TASK GOAL:
Go through the listing beneath this task and return every line that carries the string "icon".

PROVIDED RECORDS:

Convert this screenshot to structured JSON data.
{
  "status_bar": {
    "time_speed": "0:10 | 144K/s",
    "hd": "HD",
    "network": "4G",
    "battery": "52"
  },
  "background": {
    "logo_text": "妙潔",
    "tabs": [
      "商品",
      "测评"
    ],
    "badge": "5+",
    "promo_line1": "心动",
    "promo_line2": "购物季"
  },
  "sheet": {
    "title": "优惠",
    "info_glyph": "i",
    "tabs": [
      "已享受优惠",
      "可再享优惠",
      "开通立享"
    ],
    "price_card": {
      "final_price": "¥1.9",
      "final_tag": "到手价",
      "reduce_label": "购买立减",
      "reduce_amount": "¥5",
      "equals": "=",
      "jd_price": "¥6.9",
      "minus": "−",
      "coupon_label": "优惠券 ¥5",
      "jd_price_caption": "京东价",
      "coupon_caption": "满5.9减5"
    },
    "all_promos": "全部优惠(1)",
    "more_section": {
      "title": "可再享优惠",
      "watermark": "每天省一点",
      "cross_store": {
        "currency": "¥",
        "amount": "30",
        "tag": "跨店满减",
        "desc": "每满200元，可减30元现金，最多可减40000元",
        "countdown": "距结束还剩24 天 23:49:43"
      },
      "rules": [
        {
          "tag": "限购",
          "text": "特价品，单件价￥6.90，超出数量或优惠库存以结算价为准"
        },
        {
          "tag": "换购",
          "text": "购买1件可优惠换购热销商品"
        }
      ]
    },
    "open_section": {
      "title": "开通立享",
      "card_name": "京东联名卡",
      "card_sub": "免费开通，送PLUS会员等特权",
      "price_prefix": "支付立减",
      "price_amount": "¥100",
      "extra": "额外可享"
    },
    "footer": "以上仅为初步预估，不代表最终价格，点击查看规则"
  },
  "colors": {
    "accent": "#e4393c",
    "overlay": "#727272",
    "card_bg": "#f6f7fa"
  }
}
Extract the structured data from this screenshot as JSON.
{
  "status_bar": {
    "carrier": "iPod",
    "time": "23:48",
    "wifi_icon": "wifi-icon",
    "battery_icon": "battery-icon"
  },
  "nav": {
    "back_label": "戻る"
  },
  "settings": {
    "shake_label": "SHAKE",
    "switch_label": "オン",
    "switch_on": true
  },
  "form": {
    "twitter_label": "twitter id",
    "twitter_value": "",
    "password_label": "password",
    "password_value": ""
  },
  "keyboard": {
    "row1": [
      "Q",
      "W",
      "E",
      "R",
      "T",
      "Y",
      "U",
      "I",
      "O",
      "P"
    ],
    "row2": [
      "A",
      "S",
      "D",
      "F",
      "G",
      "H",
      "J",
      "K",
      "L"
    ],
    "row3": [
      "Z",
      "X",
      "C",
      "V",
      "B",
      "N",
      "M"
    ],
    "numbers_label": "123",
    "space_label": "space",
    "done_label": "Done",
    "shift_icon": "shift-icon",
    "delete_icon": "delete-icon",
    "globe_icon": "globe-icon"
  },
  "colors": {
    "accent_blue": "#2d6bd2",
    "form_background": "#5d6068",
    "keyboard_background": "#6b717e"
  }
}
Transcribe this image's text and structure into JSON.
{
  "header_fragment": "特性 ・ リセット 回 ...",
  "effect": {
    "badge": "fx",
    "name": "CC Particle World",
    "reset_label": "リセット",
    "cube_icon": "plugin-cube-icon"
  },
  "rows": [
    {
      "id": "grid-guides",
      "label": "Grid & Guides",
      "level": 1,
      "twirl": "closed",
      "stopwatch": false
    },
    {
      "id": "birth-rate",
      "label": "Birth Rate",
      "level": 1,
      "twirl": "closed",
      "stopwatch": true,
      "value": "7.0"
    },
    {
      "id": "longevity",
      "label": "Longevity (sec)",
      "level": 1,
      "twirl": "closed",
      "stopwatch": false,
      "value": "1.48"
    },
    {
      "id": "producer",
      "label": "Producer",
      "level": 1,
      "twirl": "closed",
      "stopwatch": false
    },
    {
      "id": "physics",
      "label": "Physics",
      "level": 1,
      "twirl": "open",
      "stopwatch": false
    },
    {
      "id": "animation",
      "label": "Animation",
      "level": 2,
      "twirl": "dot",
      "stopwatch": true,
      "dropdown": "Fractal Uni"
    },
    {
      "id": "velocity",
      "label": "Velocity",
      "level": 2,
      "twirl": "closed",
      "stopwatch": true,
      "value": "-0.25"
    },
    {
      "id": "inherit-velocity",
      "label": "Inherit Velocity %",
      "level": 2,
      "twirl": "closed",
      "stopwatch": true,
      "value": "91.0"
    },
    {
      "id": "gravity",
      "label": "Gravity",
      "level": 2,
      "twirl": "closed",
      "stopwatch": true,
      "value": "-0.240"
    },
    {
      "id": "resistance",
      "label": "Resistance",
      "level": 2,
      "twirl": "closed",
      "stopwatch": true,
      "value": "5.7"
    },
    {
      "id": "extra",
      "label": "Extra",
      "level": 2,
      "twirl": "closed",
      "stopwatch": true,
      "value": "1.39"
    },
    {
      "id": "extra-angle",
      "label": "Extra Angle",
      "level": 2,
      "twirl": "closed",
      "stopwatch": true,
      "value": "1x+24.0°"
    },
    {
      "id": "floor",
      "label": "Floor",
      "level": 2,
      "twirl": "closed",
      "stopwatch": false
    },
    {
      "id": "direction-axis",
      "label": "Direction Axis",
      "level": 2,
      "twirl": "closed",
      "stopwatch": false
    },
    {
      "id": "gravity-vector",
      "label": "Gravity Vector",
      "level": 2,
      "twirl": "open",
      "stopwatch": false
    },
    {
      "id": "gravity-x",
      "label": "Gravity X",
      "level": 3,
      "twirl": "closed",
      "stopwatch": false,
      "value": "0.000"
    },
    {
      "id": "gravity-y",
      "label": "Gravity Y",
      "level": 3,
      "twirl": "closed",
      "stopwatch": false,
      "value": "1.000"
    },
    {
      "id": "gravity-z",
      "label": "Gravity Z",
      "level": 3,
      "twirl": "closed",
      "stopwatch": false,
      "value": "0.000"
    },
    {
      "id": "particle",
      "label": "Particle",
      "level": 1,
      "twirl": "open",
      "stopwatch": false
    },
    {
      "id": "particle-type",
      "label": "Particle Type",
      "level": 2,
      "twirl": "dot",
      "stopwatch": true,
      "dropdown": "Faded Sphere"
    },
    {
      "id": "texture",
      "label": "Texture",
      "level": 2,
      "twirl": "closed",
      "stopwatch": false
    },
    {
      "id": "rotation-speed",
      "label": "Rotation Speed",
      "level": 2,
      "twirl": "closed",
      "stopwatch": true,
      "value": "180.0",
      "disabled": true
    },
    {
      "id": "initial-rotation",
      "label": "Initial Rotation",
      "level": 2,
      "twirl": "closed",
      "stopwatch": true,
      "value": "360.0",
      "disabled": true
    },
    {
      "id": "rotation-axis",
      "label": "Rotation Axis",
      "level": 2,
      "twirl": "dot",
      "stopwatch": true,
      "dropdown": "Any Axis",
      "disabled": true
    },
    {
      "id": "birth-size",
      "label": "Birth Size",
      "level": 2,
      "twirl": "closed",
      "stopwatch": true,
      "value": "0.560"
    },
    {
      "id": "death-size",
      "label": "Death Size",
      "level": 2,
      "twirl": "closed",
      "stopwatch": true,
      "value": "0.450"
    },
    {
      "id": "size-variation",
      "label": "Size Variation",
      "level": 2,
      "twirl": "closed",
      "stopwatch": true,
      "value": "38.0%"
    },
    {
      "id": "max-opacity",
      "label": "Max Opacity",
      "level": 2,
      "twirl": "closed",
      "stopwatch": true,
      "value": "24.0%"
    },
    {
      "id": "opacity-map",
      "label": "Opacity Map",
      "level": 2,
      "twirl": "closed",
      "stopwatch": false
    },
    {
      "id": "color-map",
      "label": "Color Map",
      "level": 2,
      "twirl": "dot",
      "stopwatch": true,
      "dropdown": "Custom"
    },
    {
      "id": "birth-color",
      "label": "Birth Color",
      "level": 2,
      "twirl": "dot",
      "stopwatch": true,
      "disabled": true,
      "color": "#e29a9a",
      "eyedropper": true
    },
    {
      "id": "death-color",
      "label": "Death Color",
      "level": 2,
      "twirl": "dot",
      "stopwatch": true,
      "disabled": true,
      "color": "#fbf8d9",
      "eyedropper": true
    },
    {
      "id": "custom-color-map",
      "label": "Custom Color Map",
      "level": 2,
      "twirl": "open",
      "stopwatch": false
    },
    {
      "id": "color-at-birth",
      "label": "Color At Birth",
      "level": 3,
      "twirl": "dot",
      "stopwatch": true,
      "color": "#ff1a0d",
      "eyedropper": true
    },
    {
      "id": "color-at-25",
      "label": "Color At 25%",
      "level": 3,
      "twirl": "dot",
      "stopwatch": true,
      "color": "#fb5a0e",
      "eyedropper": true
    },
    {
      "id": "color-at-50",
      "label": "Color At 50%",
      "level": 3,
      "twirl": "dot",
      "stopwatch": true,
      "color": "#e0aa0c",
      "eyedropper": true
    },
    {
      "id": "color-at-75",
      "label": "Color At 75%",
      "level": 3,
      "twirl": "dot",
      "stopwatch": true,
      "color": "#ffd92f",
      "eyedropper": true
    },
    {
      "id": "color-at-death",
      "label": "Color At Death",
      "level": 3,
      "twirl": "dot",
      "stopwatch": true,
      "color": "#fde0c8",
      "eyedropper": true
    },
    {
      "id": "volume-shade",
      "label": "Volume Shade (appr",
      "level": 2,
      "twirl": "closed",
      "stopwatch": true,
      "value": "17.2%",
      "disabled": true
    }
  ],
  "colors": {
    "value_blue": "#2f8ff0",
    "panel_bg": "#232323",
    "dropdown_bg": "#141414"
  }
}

FULL OUTPUT:
    "wifi_icon": "wifi-icon",
    "battery_icon": "battery-icon"
    "shift_icon": "shift-icon",
    "delete_icon": "delete-icon",
    "globe_icon": "globe-icon"
    "cube_icon": "plugin-cube-icon"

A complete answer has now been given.